INSTRUCTION: Filter the entries, keeping every line with the word "than".

--- BEGIN RECORDS FOR PROCESSING ---

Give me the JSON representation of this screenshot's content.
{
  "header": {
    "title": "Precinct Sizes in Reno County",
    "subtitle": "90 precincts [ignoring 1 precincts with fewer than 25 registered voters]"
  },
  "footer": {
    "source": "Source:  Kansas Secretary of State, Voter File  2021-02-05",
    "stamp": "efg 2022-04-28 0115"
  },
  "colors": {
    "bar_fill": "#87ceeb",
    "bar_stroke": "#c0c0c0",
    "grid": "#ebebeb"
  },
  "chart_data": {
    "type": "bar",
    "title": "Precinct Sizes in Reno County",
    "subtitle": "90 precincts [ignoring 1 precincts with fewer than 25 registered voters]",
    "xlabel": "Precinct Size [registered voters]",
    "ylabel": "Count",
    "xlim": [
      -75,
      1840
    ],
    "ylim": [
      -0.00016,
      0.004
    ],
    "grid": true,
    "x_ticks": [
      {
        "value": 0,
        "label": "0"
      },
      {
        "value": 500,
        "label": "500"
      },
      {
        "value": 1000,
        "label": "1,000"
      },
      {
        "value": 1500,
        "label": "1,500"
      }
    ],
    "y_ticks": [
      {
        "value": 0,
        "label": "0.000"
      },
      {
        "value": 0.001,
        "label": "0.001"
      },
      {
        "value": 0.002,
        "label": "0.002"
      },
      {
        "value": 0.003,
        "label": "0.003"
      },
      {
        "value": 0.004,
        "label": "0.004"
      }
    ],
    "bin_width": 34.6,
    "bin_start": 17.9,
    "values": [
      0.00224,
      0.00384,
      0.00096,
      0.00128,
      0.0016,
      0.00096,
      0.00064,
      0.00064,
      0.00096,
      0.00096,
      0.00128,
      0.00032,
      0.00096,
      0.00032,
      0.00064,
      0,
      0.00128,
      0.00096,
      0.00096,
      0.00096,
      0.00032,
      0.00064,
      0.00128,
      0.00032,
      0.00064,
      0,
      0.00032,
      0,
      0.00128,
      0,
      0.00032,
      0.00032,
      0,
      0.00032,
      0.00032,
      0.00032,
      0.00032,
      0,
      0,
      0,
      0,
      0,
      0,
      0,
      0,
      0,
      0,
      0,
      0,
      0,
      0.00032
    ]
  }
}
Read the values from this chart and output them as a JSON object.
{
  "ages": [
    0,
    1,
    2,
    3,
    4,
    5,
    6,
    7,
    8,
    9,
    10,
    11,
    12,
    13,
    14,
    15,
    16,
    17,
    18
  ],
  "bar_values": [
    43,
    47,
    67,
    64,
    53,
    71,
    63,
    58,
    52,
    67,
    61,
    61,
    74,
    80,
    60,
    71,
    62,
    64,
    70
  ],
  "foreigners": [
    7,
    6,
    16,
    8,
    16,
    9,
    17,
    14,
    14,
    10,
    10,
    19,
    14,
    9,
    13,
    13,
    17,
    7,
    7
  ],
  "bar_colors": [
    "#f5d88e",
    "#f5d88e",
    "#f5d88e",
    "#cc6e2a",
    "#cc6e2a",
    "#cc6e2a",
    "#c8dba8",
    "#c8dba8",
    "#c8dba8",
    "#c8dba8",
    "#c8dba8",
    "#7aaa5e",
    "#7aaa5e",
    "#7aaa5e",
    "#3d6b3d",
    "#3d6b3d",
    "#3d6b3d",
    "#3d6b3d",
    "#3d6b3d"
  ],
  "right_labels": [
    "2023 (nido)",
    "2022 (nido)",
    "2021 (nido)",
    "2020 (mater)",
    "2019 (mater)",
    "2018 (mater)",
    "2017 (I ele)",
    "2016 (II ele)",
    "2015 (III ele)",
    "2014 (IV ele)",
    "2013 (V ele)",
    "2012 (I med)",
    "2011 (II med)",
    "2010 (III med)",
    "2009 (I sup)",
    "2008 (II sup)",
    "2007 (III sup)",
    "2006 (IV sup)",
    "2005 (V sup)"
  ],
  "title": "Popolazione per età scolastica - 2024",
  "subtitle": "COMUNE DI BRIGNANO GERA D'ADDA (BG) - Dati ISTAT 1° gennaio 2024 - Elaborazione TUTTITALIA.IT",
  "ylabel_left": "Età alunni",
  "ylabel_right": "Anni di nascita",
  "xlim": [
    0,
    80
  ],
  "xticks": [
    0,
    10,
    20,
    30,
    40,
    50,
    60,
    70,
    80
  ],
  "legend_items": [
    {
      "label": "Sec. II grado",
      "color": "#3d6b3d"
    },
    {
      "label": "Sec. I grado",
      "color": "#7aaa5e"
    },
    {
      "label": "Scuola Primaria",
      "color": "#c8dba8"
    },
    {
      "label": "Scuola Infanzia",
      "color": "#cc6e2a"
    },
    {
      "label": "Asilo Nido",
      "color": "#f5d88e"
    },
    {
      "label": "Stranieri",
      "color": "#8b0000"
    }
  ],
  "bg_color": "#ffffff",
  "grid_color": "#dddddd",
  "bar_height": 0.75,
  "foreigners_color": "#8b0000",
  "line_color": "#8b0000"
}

--- END RECORDS FOR PROCESSING ---

WRITTEN SOLUTION:
    "subtitle": "90 precincts [ignoring 1 precincts with fewer than 25 registered voters]"
    "subtitle": "90 precincts [ignoring 1 precincts with fewer than 25 registered voters]",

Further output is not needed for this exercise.